> **Short problem**
Look through the listing and locate every line containing the word "current"; copy those lines.

> **Record list**
* BEGIN *

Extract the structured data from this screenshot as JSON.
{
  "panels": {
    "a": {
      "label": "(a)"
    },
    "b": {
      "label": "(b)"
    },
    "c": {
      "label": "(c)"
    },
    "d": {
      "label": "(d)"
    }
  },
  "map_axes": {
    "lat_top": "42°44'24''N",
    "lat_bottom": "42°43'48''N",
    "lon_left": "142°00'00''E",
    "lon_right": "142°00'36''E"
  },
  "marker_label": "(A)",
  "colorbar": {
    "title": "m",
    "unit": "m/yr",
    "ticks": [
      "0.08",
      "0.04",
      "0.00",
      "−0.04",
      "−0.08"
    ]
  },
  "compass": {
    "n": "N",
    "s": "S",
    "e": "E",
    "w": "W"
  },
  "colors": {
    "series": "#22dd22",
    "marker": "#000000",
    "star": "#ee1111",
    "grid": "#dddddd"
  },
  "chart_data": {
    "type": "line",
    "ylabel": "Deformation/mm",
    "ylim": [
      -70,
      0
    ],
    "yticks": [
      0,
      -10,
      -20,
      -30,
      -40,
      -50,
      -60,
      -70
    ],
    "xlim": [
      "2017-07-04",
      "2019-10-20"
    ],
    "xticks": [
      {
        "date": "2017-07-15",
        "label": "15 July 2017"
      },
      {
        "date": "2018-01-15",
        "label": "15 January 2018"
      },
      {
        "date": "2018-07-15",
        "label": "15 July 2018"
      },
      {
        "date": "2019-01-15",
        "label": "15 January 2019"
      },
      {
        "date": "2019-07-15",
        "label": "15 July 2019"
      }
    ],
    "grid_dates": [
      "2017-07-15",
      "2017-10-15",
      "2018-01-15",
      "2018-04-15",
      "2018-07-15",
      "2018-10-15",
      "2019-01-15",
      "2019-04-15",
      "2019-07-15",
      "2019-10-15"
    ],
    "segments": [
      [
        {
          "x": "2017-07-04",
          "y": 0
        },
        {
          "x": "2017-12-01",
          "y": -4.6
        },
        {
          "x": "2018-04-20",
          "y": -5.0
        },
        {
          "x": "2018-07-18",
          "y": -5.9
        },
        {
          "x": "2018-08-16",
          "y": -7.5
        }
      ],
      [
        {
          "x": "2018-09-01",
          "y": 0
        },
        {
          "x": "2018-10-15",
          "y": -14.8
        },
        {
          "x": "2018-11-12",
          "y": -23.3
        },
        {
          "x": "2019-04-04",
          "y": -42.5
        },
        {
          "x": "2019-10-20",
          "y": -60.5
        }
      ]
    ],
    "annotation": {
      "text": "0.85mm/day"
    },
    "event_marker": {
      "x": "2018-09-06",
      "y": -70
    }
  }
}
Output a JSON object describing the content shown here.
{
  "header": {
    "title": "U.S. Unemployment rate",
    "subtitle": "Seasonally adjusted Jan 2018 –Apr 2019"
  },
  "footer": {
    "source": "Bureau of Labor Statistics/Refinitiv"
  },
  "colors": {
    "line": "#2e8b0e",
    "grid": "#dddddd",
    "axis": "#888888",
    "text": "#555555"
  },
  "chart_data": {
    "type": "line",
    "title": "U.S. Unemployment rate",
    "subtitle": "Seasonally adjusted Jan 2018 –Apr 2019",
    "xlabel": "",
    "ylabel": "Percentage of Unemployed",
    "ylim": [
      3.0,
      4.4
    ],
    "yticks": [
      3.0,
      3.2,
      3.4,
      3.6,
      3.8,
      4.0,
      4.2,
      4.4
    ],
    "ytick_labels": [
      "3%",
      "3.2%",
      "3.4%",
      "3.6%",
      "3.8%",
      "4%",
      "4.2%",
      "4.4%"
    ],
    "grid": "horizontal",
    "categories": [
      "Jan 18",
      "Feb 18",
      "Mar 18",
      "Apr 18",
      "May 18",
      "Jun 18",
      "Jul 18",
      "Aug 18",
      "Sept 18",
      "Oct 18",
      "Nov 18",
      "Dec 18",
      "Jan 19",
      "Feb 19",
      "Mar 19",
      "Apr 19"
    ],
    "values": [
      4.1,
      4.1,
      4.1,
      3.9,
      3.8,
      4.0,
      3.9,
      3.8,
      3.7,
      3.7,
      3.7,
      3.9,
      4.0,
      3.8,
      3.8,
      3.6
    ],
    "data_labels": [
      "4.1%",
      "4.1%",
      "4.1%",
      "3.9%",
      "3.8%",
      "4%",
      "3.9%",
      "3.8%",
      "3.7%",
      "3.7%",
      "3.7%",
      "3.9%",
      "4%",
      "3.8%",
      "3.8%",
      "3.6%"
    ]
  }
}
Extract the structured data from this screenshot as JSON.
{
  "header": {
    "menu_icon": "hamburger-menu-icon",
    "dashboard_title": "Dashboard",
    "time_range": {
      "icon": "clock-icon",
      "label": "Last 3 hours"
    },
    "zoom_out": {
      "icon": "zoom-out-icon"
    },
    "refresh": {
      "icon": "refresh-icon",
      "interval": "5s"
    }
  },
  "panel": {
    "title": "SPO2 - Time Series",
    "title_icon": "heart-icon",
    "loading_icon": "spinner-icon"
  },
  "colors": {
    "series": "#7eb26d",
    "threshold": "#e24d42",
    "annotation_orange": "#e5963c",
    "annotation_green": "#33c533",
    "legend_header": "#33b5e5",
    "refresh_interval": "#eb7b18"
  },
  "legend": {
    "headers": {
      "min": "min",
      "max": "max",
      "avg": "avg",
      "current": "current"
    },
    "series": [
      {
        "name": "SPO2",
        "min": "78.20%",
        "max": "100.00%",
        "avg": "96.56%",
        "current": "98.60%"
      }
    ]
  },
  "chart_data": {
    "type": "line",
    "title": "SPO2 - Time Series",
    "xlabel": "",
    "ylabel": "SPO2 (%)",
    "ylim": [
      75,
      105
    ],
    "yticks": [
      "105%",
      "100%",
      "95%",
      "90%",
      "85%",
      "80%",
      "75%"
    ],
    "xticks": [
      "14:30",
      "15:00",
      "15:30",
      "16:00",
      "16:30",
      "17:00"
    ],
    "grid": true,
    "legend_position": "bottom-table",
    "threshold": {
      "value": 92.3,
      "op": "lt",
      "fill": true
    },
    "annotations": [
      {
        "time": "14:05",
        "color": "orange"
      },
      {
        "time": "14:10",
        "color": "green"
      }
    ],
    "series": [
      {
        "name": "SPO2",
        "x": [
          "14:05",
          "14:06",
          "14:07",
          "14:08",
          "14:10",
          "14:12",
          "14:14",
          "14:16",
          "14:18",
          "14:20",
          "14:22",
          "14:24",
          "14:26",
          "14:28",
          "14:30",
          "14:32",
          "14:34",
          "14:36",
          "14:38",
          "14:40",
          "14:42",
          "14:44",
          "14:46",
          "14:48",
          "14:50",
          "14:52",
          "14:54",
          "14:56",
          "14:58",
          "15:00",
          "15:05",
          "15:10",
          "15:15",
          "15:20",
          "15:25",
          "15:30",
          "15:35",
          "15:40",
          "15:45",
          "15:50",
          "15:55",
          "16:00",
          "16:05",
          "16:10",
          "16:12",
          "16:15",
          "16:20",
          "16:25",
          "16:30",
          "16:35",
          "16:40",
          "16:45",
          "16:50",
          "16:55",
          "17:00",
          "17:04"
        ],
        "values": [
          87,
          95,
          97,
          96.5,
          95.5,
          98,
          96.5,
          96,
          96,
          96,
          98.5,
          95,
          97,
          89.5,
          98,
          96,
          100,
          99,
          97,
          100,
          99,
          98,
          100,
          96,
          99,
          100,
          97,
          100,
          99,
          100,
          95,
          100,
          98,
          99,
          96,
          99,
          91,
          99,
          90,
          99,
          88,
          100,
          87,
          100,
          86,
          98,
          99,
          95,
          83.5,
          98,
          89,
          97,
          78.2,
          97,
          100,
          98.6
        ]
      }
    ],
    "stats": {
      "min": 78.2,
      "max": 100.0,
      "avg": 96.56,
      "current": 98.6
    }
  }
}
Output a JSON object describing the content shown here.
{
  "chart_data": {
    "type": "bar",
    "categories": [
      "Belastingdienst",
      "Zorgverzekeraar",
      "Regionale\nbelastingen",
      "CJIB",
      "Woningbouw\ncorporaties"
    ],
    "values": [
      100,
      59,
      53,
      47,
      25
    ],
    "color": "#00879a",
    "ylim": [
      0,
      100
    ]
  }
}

* END *

> **Answer for the task**
      "current": "current"
        "current": "98.60%"
      "current": 98.6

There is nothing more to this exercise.